Input for this task:
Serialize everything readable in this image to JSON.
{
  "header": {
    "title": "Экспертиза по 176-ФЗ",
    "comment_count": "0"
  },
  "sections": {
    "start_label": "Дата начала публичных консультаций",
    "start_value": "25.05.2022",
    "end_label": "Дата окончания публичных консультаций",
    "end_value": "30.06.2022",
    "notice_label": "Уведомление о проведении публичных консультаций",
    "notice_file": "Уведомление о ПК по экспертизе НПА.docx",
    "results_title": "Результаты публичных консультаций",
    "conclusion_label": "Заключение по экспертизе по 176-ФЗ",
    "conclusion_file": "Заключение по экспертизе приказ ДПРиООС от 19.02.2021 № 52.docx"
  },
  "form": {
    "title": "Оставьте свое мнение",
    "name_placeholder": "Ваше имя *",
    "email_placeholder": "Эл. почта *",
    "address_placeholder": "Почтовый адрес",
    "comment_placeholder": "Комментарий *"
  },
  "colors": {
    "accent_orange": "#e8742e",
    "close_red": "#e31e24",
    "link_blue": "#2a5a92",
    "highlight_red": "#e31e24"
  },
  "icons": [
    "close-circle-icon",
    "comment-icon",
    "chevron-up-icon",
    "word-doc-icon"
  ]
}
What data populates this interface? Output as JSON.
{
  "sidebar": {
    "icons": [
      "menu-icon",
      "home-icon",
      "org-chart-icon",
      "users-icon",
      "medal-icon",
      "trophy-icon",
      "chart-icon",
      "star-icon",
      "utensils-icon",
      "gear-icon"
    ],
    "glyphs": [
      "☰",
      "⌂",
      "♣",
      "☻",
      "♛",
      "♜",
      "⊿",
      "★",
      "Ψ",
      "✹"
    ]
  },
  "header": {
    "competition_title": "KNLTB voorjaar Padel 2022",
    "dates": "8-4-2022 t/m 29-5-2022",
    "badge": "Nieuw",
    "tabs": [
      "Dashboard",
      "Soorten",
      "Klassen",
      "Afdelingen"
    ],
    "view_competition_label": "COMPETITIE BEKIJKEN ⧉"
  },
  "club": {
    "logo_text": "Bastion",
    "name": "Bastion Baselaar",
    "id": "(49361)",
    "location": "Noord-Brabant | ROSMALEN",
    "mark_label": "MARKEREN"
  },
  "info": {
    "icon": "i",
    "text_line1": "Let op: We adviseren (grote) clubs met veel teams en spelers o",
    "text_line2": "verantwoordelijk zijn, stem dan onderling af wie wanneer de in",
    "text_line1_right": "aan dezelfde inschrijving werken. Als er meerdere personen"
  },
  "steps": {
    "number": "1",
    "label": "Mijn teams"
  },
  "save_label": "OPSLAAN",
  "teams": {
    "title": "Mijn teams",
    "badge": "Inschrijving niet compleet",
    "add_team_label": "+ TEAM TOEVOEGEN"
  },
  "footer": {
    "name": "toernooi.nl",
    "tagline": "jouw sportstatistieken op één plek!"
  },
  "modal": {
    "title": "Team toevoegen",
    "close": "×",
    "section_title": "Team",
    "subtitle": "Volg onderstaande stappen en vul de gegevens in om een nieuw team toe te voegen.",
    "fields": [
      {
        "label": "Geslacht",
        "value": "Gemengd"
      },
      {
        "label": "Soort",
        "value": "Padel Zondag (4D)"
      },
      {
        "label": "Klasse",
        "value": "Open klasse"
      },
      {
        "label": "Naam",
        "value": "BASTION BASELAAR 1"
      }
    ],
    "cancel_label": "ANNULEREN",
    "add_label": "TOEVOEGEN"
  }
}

What is required:
Emit the records above again, exactly, with no line skipped.

Result of the task:
Serialize everything readable in this image to JSON.
{
  "header": {
    "title": "Экспертиза по 176-ФЗ",
    "comment_count": "0"
  },
  "sections": {
    "start_label": "Дата начала публичных консультаций",
    "start_value": "25.05.2022",
    "end_label": "Дата окончания публичных консультаций",
    "end_value": "30.06.2022",
    "notice_label": "Уведомление о проведении публичных консультаций",
    "notice_file": "Уведомление о ПК по экспертизе НПА.docx",
    "results_title": "Результаты публичных консультаций",
    "conclusion_label": "Заключение по экспертизе по 176-ФЗ",
    "conclusion_file": "Заключение по экспертизе приказ ДПРиООС от 19.02.2021 № 52.docx"
  },
  "form": {
    "title": "Оставьте свое мнение",
    "name_placeholder": "Ваше имя *",
    "email_placeholder": "Эл. почта *",
    "address_placeholder": "Почтовый адрес",
    "comment_placeholder": "Комментарий *"
  },
  "colors": {
    "accent_orange": "#e8742e",
    "close_red": "#e31e24",
    "link_blue": "#2a5a92",
    "highlight_red": "#e31e24"
  },
  "icons": [
    "close-circle-icon",
    "comment-icon",
    "chevron-up-icon",
    "word-doc-icon"
  ]
}
What data populates this interface? Output as JSON.
{
  "sidebar": {
    "icons": [
      "menu-icon",
      "home-icon",
      "org-chart-icon",
      "users-icon",
      "medal-icon",
      "trophy-icon",
      "chart-icon",
      "star-icon",
      "utensils-icon",
      "gear-icon"
    ],
    "glyphs": [
      "☰",
      "⌂",
      "♣",
      "☻",
      "♛",
      "♜",
      "⊿",
      "★",
      "Ψ",
      "✹"
    ]
  },
  "header": {
    "competition_title": "KNLTB voorjaar Padel 2022",
    "dates": "8-4-2022 t/m 29-5-2022",
    "badge": "Nieuw",
    "tabs": [
      "Dashboard",
      "Soorten",
      "Klassen",
      "Afdelingen"
    ],
    "view_competition_label": "COMPETITIE BEKIJKEN ⧉"
  },
  "club": {
    "logo_text": "Bastion",
    "name": "Bastion Baselaar",
    "id": "(49361)",
    "location": "Noord-Brabant | ROSMALEN",
    "mark_label": "MARKEREN"
  },
  "info": {
    "icon": "i",
    "text_line1": "Let op: We adviseren (grote) clubs met veel teams en spelers o",
    "text_line2": "verantwoordelijk zijn, stem dan onderling af wie wanneer de in",
    "text_line1_right": "aan dezelfde inschrijving werken. Als er meerdere personen"
  },
  "steps": {
    "number": "1",
    "label": "Mijn teams"
  },
  "save_label": "OPSLAAN",
  "teams": {
    "title": "Mijn teams",
    "badge": "Inschrijving niet compleet",
    "add_team_label": "+ TEAM TOEVOEGEN"
  },
  "footer": {
    "name": "toernooi.nl",
    "tagline": "jouw sportstatistieken op één plek!"
  },
  "modal": {
    "title": "Team toevoegen",
    "close": "×",
    "section_title": "Team",
    "subtitle": "Volg onderstaande stappen en vul de gegevens in om een nieuw team toe te voegen.",
    "fields": [
      {
        "label": "Geslacht",
        "value": "Gemengd"
      },
      {
        "label": "Soort",
        "value": "Padel Zondag (4D)"
      },
      {
        "label": "Klasse",
        "value": "Open klasse"
      },
      {
        "label": "Naam",
        "value": "BASTION BASELAAR 1"
      }
    ],
    "cancel_label": "ANNULEREN",
    "add_label": "TOEVOEGEN"
  }
}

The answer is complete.